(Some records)
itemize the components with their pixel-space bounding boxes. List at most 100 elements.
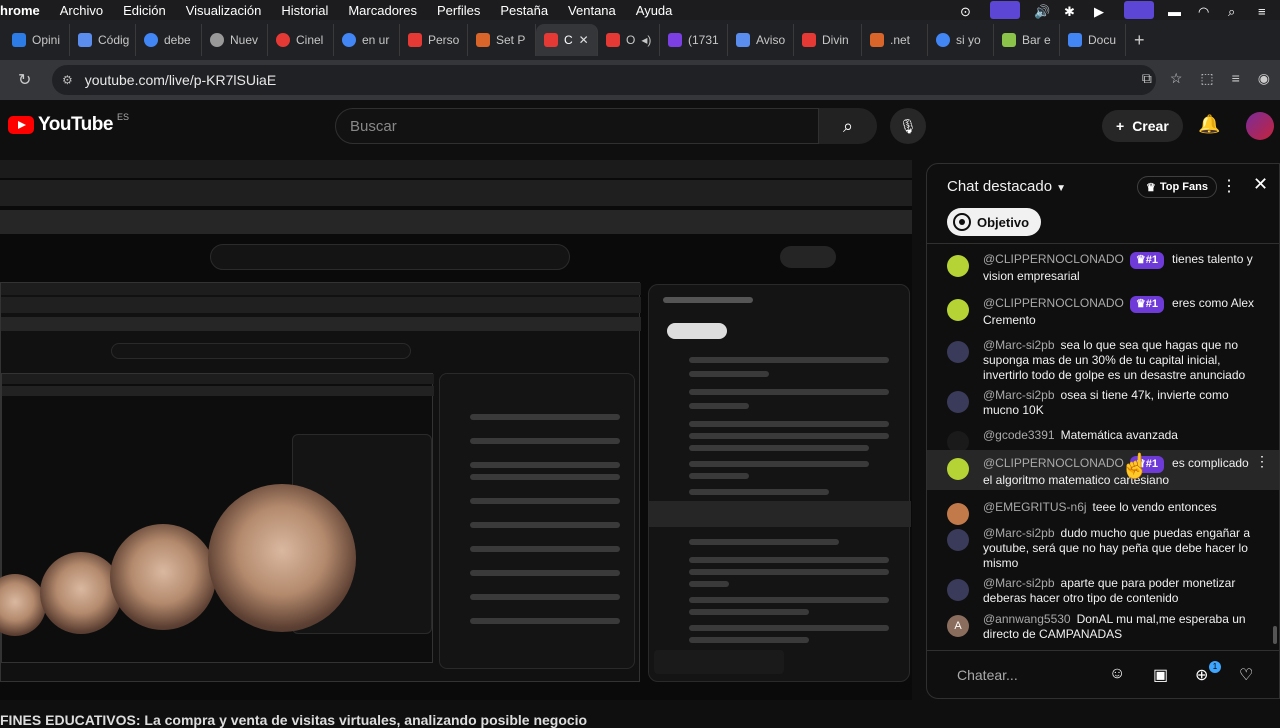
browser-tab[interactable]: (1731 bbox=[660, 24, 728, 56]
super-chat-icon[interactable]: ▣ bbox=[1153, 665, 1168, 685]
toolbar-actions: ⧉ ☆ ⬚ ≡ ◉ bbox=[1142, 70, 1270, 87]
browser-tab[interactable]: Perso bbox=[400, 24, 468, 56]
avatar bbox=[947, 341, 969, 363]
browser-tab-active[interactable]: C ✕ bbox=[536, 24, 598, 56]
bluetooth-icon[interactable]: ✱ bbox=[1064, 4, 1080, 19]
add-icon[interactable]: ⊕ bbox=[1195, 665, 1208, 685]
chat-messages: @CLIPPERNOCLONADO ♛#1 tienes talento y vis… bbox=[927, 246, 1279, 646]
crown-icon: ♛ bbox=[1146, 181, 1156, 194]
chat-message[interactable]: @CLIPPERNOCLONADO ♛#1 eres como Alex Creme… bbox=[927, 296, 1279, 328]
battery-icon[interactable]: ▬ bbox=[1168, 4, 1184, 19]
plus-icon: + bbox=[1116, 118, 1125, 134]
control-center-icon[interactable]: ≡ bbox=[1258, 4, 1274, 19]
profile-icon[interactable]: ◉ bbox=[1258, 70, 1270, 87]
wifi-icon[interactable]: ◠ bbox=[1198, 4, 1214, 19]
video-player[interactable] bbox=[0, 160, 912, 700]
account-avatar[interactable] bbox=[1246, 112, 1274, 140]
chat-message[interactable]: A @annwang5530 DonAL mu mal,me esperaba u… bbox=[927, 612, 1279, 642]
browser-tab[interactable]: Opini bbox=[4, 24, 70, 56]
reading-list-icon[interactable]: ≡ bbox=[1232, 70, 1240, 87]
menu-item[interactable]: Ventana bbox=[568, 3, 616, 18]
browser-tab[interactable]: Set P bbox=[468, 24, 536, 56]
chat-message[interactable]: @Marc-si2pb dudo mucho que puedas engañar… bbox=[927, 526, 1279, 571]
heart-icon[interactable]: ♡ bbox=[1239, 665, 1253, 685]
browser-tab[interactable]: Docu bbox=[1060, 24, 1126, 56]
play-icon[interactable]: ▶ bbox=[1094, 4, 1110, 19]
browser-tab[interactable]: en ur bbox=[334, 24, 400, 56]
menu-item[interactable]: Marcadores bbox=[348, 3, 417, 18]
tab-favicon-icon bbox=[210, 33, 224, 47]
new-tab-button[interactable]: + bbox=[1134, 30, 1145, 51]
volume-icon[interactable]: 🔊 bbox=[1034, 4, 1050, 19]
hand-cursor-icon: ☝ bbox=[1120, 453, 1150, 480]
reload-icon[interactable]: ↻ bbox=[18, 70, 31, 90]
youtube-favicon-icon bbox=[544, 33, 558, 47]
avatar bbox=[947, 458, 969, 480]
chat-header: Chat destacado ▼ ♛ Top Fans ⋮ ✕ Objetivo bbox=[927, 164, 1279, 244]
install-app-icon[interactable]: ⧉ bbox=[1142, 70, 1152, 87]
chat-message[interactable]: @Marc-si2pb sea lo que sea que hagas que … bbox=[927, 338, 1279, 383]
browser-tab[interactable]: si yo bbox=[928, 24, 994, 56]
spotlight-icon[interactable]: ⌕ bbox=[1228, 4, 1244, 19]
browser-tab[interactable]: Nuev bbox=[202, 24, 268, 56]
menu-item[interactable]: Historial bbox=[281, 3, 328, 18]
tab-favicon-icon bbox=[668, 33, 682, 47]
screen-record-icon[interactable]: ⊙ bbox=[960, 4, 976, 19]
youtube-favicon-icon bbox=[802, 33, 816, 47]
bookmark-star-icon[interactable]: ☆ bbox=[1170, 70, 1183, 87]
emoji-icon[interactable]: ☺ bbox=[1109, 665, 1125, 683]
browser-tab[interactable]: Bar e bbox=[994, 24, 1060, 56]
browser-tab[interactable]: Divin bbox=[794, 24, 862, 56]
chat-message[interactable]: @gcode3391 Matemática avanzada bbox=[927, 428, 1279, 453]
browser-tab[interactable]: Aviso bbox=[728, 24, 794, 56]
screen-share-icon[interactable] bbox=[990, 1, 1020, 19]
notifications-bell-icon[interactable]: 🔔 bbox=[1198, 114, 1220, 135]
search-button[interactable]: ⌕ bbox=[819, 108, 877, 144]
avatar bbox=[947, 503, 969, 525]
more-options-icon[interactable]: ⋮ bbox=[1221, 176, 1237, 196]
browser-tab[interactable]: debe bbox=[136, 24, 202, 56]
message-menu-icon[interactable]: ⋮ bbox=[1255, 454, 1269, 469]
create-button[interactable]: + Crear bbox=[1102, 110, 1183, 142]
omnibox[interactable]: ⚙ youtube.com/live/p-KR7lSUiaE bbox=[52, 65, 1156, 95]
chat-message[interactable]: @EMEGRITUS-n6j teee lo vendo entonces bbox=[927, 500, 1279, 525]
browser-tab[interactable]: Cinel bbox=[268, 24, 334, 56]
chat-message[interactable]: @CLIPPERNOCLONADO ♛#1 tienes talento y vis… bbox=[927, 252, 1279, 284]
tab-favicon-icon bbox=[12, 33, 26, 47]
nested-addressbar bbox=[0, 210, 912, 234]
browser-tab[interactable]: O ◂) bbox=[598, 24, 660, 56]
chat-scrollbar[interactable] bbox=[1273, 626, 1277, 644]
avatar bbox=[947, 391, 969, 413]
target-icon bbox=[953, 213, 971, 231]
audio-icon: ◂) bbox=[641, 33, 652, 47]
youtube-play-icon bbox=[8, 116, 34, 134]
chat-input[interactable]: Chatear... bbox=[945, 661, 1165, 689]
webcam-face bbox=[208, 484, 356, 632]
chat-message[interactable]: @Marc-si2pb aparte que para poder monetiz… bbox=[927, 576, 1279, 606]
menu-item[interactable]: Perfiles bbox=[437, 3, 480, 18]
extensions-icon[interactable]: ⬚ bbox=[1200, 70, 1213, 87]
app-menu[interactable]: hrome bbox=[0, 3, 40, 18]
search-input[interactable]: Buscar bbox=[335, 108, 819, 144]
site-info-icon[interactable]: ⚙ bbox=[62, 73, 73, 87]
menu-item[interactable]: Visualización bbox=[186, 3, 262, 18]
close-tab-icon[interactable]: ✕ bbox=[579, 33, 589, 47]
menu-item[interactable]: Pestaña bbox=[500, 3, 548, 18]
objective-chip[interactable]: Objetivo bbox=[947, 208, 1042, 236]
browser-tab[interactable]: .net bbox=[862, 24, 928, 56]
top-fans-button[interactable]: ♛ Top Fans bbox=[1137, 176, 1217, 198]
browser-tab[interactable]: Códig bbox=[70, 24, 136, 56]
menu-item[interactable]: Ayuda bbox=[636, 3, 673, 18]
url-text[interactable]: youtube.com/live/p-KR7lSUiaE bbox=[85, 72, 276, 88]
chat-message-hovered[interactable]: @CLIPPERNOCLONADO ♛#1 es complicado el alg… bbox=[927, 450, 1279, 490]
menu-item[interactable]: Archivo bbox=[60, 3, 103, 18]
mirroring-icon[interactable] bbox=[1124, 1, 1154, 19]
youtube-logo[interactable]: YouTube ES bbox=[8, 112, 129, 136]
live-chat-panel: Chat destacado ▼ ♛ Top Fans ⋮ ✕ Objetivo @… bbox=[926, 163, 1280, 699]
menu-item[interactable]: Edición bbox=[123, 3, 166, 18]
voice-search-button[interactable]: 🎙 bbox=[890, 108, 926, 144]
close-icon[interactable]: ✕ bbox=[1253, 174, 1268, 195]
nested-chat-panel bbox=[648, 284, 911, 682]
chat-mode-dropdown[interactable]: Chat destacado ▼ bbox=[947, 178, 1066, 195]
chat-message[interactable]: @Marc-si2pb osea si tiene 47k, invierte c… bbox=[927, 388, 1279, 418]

--- Required work ---
How many of the lines above contain the string "panel"? Reply with the number alone.

--- Reply ---
2